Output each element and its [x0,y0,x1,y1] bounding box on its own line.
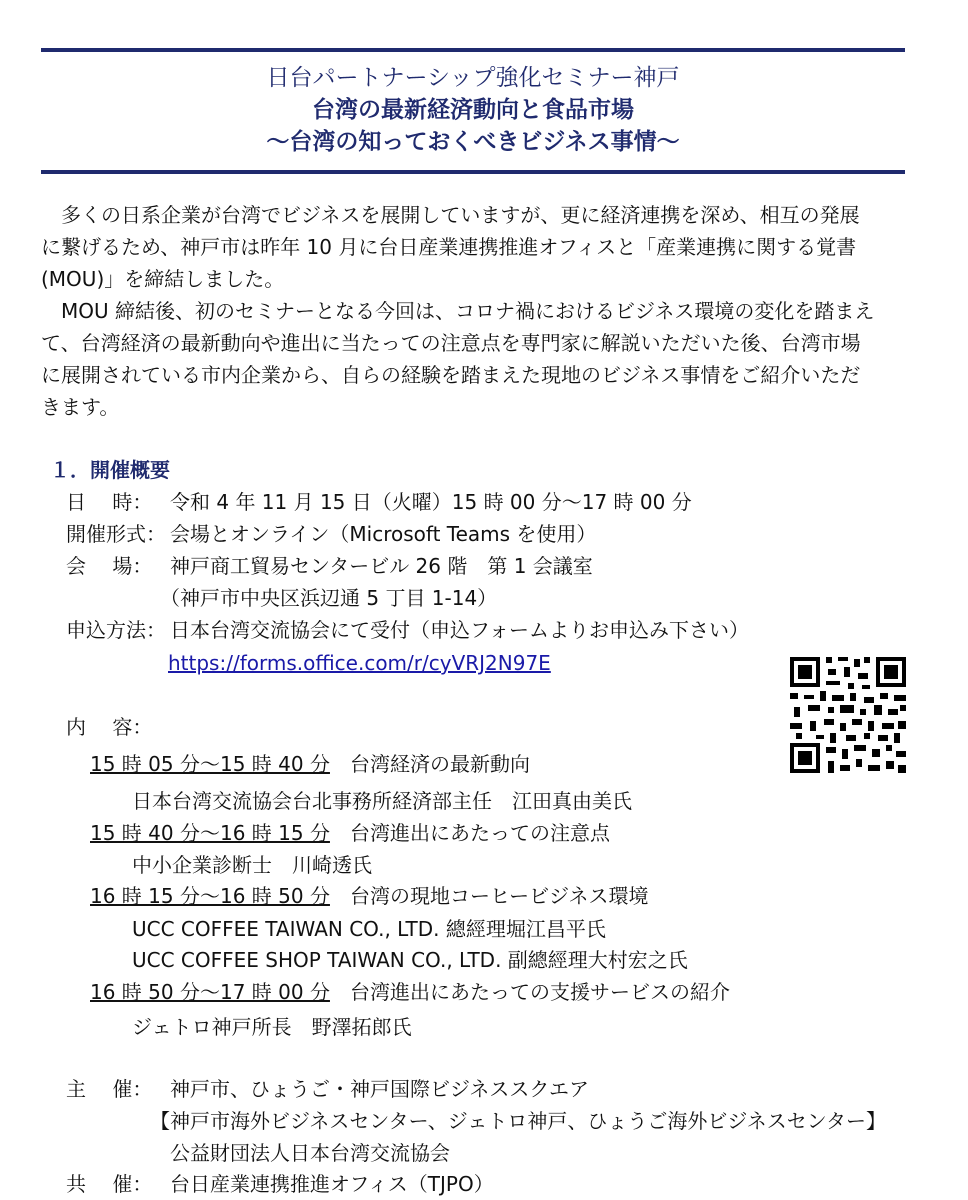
apply-form-row [168,647,551,679]
intro-line: MOU 締結後、初のセミナーとなる今回は、コロナ禍におけるビジネス環境の変化を踏まえ [41,299,875,323]
intro-line: に展開されている市内企業から、自らの経験を踏まえた現地のビジネス事情をご紹介いただ [41,363,861,387]
intro-line: に繋げるため、神戸市は昨年 10 月に台日産業連携推進オフィスと「産業連携に関する覚書 [41,235,857,259]
apply-form-link[interactable]: https://forms.office.com/r/cyVRJ2N97E [168,651,551,675]
intro-text [41,199,921,423]
intro-line: て、台湾経済の最新動向や進出に当たっての注意点を専門家に解説いただいた後、台湾市場 [41,331,861,355]
program-time: 15 時 40 分～16 時 15 分 [90,821,330,845]
datetime-row [66,486,692,518]
program-time: 16 時 50 分～17 時 00 分 [90,980,330,1004]
seminar-title: 台湾の最新経済動向と食品市場 [312,97,634,123]
intro-line: きます。 [41,395,120,419]
venue-row [66,550,593,582]
seminar-series-title: 日台パートナーシップ強化セミナー神戸 [266,65,680,91]
apply-label: 申込方法： [66,618,166,642]
cohost-label: 共 催： [66,1172,153,1196]
host-row [66,1073,589,1105]
bottom-divider [41,170,905,174]
program-topic: 台湾の現地コーヒービジネス環境 [349,884,649,908]
program-item-1 [90,748,530,780]
venue-label: 会 場： [66,554,153,578]
program-speaker: 日本台湾交流協会台北事務所経済部主任 江田真由美氏 [132,789,632,813]
format-value: 会場とオンライン（Microsoft Teams を使用） [170,522,597,546]
section-heading-overview: １．開催概要 [50,458,170,482]
program-topic: 台湾進出にあたっての注意点 [349,821,610,845]
program-item-2 [90,817,610,849]
program-time: 16 時 15 分～16 時 50 分 [90,884,330,908]
host-line: 【神戸市海外ビジネスセンター、ジェトロ神戸、ひょうご海外ビジネスセンター】 [150,1109,886,1133]
format-label: 開催形式： [66,522,166,546]
format-row [66,518,596,550]
program-topic: 台湾進出にあたっての支援サービスの紹介 [349,980,730,1004]
datetime-label: 日 時： [66,490,153,514]
top-divider [41,48,905,52]
venue-address: （神戸市中央区浜辺通 5 丁目 1-14） [160,586,498,610]
host-line: 公益財団法人日本台湾交流協会 [170,1141,450,1165]
program-speaker: 中小企業診断士 川崎透氏 [132,853,372,877]
program-speaker: UCC COFFEE SHOP TAIWAN CO., LTD. 副總經理大村宏之氏 [132,948,688,972]
program-speaker: UCC COFFEE TAIWAN CO., LTD. 總經理堀江昌平氏 [132,917,606,941]
host-line: 神戸市、ひょうご・神戸国際ビジネススクエア [170,1077,589,1101]
intro-line: (MOU)」を締結しました。 [41,267,285,291]
qr-code-icon [788,655,908,775]
program-label: 内 容： [66,715,153,739]
program-item-3 [90,880,649,912]
title-block [41,62,905,159]
venue-value: 神戸商工貿易センタービル 26 階 第 1 会議室 [170,554,593,578]
apply-value: 日本台湾交流協会にて受付（申込フォームよりお申込み下さい） [170,618,749,642]
seminar-subtitle: ～台湾の知っておくべきビジネス事情～ [266,129,680,155]
program-speaker: ジェトロ神戸所長 野澤拓郎氏 [132,1015,412,1039]
apply-row [66,614,749,646]
program-item-4 [90,976,730,1008]
datetime-value: 令和 4 年 11 月 15 日（火曜）15 時 00 分～17 時 00 分 [170,490,692,514]
program-topic: 台湾経済の最新動向 [349,752,530,776]
program-time: 15 時 05 分～15 時 40 分 [90,752,330,776]
intro-line: 多くの日系企業が台湾でビジネスを展開していますが、更に経済連携を深め、相互の発展 [41,203,860,227]
cohost-row [66,1168,494,1200]
cohost-value: 台日産業連携推進オフィス（TJPO） [170,1172,494,1196]
host-label: 主 催： [66,1077,153,1101]
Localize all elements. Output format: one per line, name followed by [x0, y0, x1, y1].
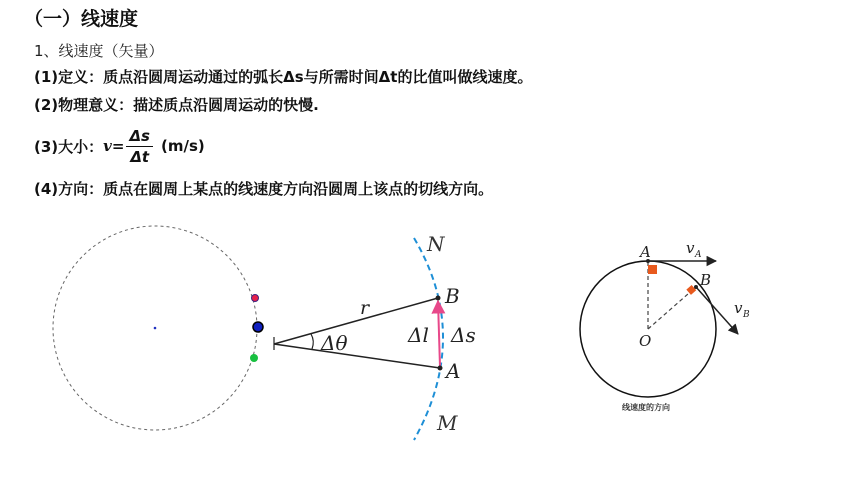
- angle-arc: [311, 334, 313, 349]
- label-vA-sub: A: [695, 250, 702, 260]
- label-vA: v: [686, 239, 695, 257]
- label-vB: v: [734, 299, 743, 317]
- velocity-arrow-B: [696, 287, 738, 334]
- green-dot: [250, 354, 258, 362]
- label-vB-sub: B: [743, 310, 750, 320]
- center-dot: [154, 327, 157, 330]
- point-B-right: [694, 285, 698, 289]
- label-delta-l: Δl: [408, 323, 429, 347]
- label-N: N: [427, 232, 445, 256]
- label-delta-theta: Δθ: [321, 331, 348, 355]
- right-angle-mark-A: [648, 265, 657, 274]
- label-O: O: [639, 332, 652, 350]
- item-meaning: (2)物理意义：描述质点沿圆周运动的快慢.: [34, 96, 319, 114]
- item-direction: (4)方向：质点在圆周上某点的线速度方向沿圆周上该点的切线方向。: [34, 180, 494, 198]
- section-title: （一）线速度: [24, 8, 139, 30]
- magnitude-prefix: (3)大小：: [34, 137, 104, 156]
- label-M: M: [437, 411, 458, 435]
- blue-dot: [253, 322, 263, 332]
- label-A-right: A: [640, 243, 651, 261]
- dashed-radius-OB: [648, 287, 696, 329]
- label-r: r: [360, 297, 370, 319]
- fraction-denominator: Δt: [130, 147, 150, 166]
- right-tangent-diagram: [580, 239, 750, 412]
- middle-arc-diagram: [274, 232, 476, 440]
- red-dot: [252, 295, 259, 302]
- item-definition: (1)定义：质点沿圆周运动通过的弧长Δs与所需时间Δt的比值叫做线速度。: [34, 68, 533, 86]
- label-delta-s: Δs: [451, 323, 476, 347]
- left-circle-diagram: [53, 226, 263, 430]
- magnitude-unit: (m/s): [161, 137, 205, 155]
- radius-line-to-A: [274, 344, 440, 368]
- label-B: B: [445, 284, 460, 308]
- item-linear-velocity: 1、线速度（矢量）: [34, 42, 164, 60]
- point-A: [438, 366, 443, 371]
- right-diagram-caption: 线速度的方向: [622, 403, 670, 412]
- label-B-right: B: [700, 271, 712, 289]
- magnitude-variable: v=: [103, 137, 125, 155]
- fraction-numerator: Δs: [126, 127, 153, 147]
- label-A: A: [446, 359, 461, 383]
- chord-arrow: [438, 301, 440, 367]
- point-B: [436, 296, 441, 301]
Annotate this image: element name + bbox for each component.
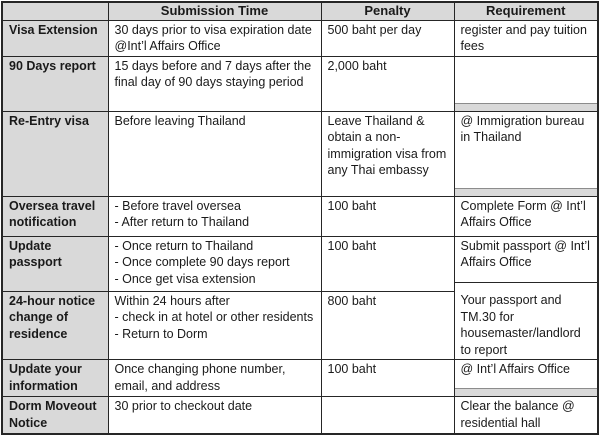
table-row: [2, 397, 598, 434]
penalty-cell: 2,000 baht: [321, 56, 454, 111]
row-label-cell: Oversea travel notification: [2, 196, 108, 236]
penalty-cell: 800 baht: [321, 291, 454, 360]
requirement-text: @ Int’l Affairs Office: [460, 362, 570, 376]
requirement-cell: [454, 196, 598, 236]
requirement-text: Complete Form @ Int’l Affairs Office: [460, 198, 586, 229]
submission-time-cell: [108, 196, 321, 236]
column-header-penalty: Penalty: [321, 2, 454, 20]
submission-time-cell: [108, 360, 321, 397]
table-row: [2, 56, 598, 111]
column-header-requirement: Requirement: [454, 2, 598, 20]
requirement-cell: [454, 397, 598, 434]
requirement-cell: [454, 360, 598, 397]
row-label-cell: Re-Entry visa: [2, 111, 108, 196]
table-row: [2, 20, 598, 56]
table-row: [2, 236, 598, 291]
requirement-cell: [454, 291, 598, 360]
submission-time-cell: [108, 56, 321, 111]
submission-time-cell: [108, 111, 321, 196]
shaded-strip: [455, 388, 598, 396]
table-row: [2, 360, 598, 397]
submission-time-cell: [108, 397, 321, 434]
submission-line: - Once get visa extension: [114, 271, 256, 286]
submission-line: - Return to Dorm: [114, 326, 208, 341]
penalty-cell: 100 baht: [321, 196, 454, 236]
table-row: [2, 291, 598, 360]
submission-line: 30 days prior to visa expiration date @Int’l Affairs Office: [114, 22, 312, 53]
submission-line: - check in at hotel or other residents: [114, 310, 314, 324]
submission-time-cell: [108, 236, 321, 291]
penalty-cell: 100 baht: [321, 360, 454, 397]
row-label-cell: Update passport: [2, 236, 108, 291]
cell-divider-line: [455, 282, 598, 283]
requirement-cell: [454, 111, 598, 196]
submission-line: Within 24 hours after: [114, 293, 230, 308]
row-label-cell: 90 Days report: [2, 56, 108, 111]
column-header-blank: [2, 2, 108, 20]
row-label-cell: 24-hour notice change of residence: [2, 291, 108, 360]
row-label-cell: Dorm Moveout Notice: [2, 397, 108, 434]
submission-time-cell: [108, 291, 321, 360]
shaded-strip: [455, 103, 598, 111]
table-row: [2, 111, 598, 196]
visa-rules-table: [1, 1, 599, 435]
row-label-cell: Visa Extension: [2, 20, 108, 56]
submission-line: - Before travel oversea: [114, 198, 241, 213]
table-row: [2, 196, 598, 236]
requirement-text: @ Immigration bureau in Thailand: [460, 113, 585, 144]
column-header-submission-time: Submission Time: [108, 2, 321, 20]
submission-line: - Once complete 90 days report: [114, 255, 290, 269]
penalty-cell: Leave Thailand & obtain a non-immigration visa from any Thai embassy: [321, 111, 454, 196]
shaded-strip: [455, 188, 598, 196]
requirement-cell: [454, 56, 598, 111]
submission-line: Before leaving Thailand: [114, 113, 246, 128]
submission-line: 15 days before and 7 days after the final day of 90 days staying period: [114, 58, 312, 89]
submission-time-cell: [108, 20, 321, 56]
penalty-cell: 500 baht per day: [321, 20, 454, 56]
row-label-cell: Update your information: [2, 360, 108, 397]
requirement-text: Submit passport @ Int’l Affairs Office: [460, 238, 590, 269]
penalty-cell: 100 baht: [321, 236, 454, 291]
requirement-cell: [454, 20, 598, 56]
requirement-text: register and pay tuition fees: [460, 22, 587, 53]
submission-line: - After return to Thailand: [114, 215, 250, 229]
submission-line: 30 prior to checkout date: [114, 399, 253, 413]
submission-line: Once changing phone number, email, and address: [114, 362, 286, 393]
requirement-text: Clear the balance @ residential hall: [460, 399, 575, 430]
penalty-cell: [321, 397, 454, 434]
header-row: [2, 2, 598, 20]
requirement-cell: [454, 236, 598, 291]
requirement-text: Your passport and TM.30 for housemaster/landlord to report: [460, 293, 581, 357]
submission-line: - Once return to Thailand: [114, 238, 254, 253]
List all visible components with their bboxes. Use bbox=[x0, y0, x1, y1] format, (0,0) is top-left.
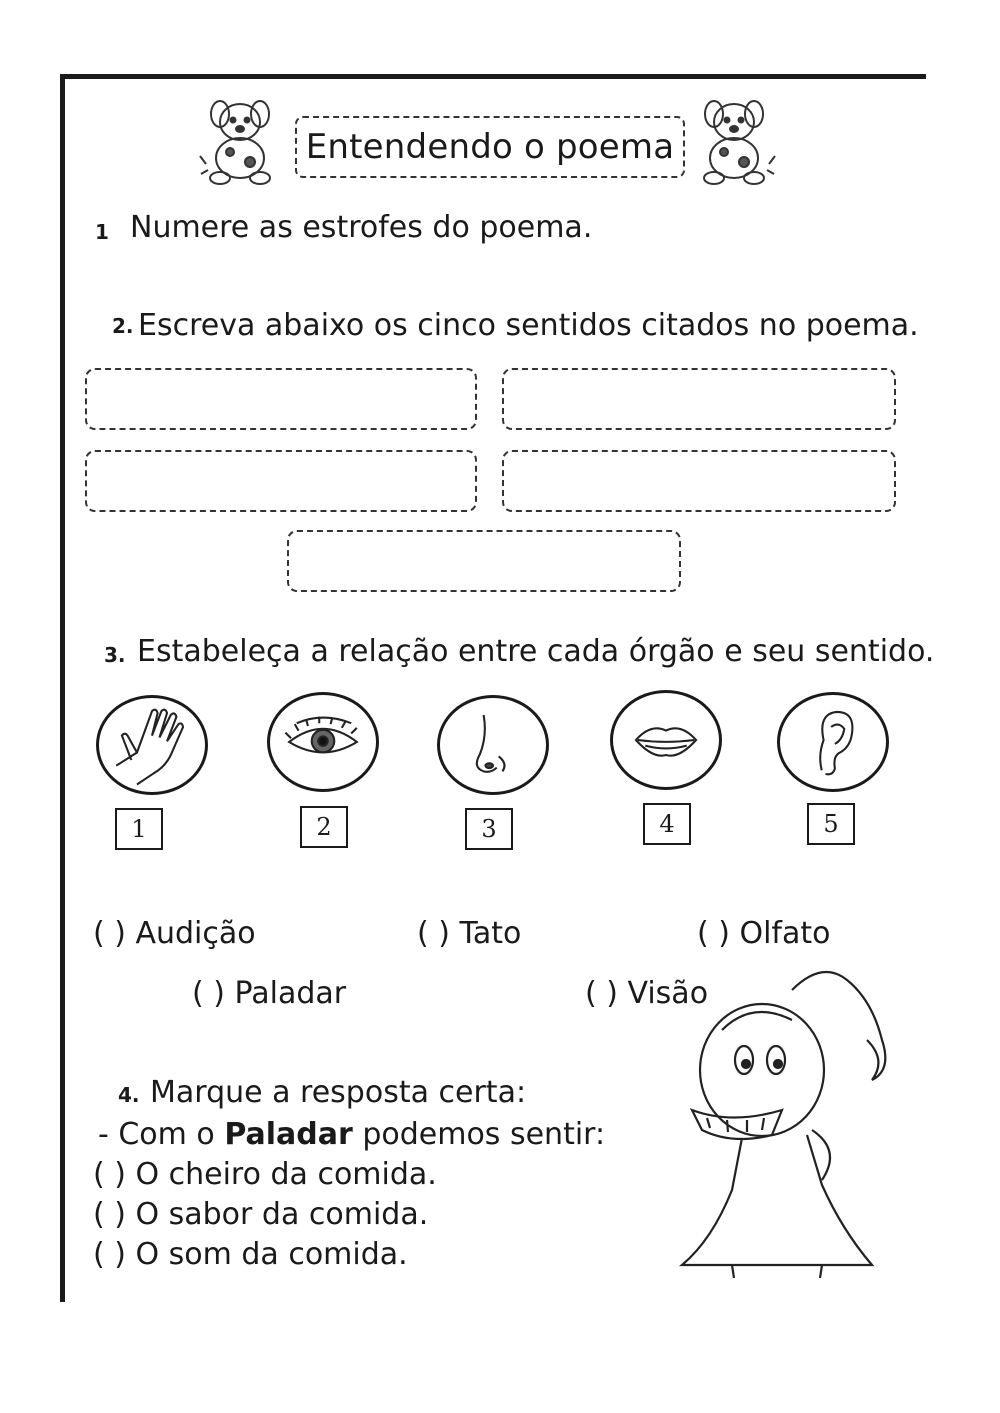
q3-number: 3. bbox=[104, 643, 126, 667]
hand-icon bbox=[96, 695, 208, 795]
answer-box-3[interactable] bbox=[85, 450, 477, 512]
match-option-audicao[interactable]: ( ) Audição bbox=[93, 916, 256, 951]
girl-eating-watermelon-illustration bbox=[672, 960, 912, 1280]
q4-text: Marque a resposta certa: bbox=[150, 1075, 527, 1110]
page-frame-top bbox=[60, 74, 926, 79]
q4-prompt-prefix: - Com o bbox=[98, 1117, 225, 1152]
q2-number: 2. bbox=[112, 314, 134, 338]
match-option-tato[interactable]: ( ) Tato bbox=[417, 916, 522, 951]
q4-prompt-suffix: podemos sentir: bbox=[352, 1117, 606, 1152]
page-frame-left bbox=[60, 74, 65, 1302]
q4-prompt-bold: Paladar bbox=[224, 1117, 353, 1152]
title-box bbox=[295, 116, 685, 178]
answer-option-cheiro[interactable]: ( ) O cheiro da comida. bbox=[93, 1157, 437, 1192]
q3-text: Estabeleça a relação entre cada órgão e seu sentido. bbox=[137, 634, 935, 669]
q2-text: Escreva abaixo os cinco sentidos citados no poema. bbox=[138, 308, 919, 343]
answer-box-5[interactable] bbox=[287, 530, 681, 592]
q4-prompt bbox=[98, 1117, 605, 1152]
organ-number-box: 4 bbox=[643, 803, 691, 845]
mouth-icon bbox=[610, 690, 722, 790]
page-title: Entendendo o poema bbox=[305, 127, 675, 167]
q1-text: Numere as estrofes do poema. bbox=[130, 210, 593, 245]
eye-icon bbox=[267, 692, 379, 792]
q1-number: 1 bbox=[95, 220, 109, 244]
answer-box-2[interactable] bbox=[502, 368, 896, 430]
match-option-paladar[interactable]: ( ) Paladar bbox=[192, 976, 347, 1011]
answer-box-4[interactable] bbox=[502, 450, 896, 512]
ear-icon bbox=[777, 692, 889, 792]
nose-icon bbox=[437, 695, 549, 795]
match-option-visao[interactable]: ( ) Visão bbox=[585, 976, 709, 1011]
match-option-olfato[interactable]: ( ) Olfato bbox=[697, 916, 831, 951]
answer-box-1[interactable] bbox=[85, 368, 477, 430]
puppy-left-icon bbox=[198, 94, 283, 189]
organ-number-box: 5 bbox=[807, 803, 855, 845]
puppy-right-icon bbox=[692, 94, 777, 189]
organ-number-box: 2 bbox=[300, 806, 348, 848]
answer-option-sabor[interactable]: ( ) O sabor da comida. bbox=[93, 1197, 429, 1232]
organ-number-box: 1 bbox=[115, 808, 163, 850]
answer-option-som[interactable]: ( ) O som da comida. bbox=[93, 1237, 408, 1272]
q4-number: 4. bbox=[118, 1083, 140, 1107]
organ-number-box: 3 bbox=[465, 808, 513, 850]
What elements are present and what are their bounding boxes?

____

Problem = Could you recast everything in the data from the line containing "q3-number: 3. bbox=[104, 643, 126, 667]" down to the line containing "title-box bbox=[295, 116, 685, 178]" as a Markdown table, numbering each row under Row and putting the line itself under Line, with blank lines left out?

The completed task =
| Row | Line |
|---|---|
| 1 | q3-number: 3. bbox=[104, 643, 126, 667] |
| 2 | hand-icon bbox=[96, 695, 208, 795] |
| 3 | answer-box-3[interactable] bbox=[85, 450, 477, 512] |
| 4 | match-option-audicao[interactable]: ( ) Audição bbox=[93, 916, 256, 951] |
| 5 | girl-eating-watermelon-illustration bbox=[672, 960, 912, 1280] |
| 6 | q4-text: Marque a resposta certa: bbox=[150, 1075, 527, 1110] |
| 7 | page-frame-top bbox=[60, 74, 926, 79] |
| 8 | q4-prompt-prefix: - Com o bbox=[98, 1117, 225, 1152] |
| 9 | q2-number: 2. bbox=[112, 314, 134, 338] |
| 10 | match-option-tato[interactable]: ( ) Tato bbox=[417, 916, 522, 951] |
| 11 | q4-prompt-suffix: podemos sentir: bbox=[352, 1117, 606, 1152] |
| 12 | page-frame-left bbox=[60, 74, 65, 1302] |
| 13 | q4-prompt-bold: Paladar bbox=[224, 1117, 353, 1152] |
| 14 | title-box bbox=[295, 116, 685, 178] |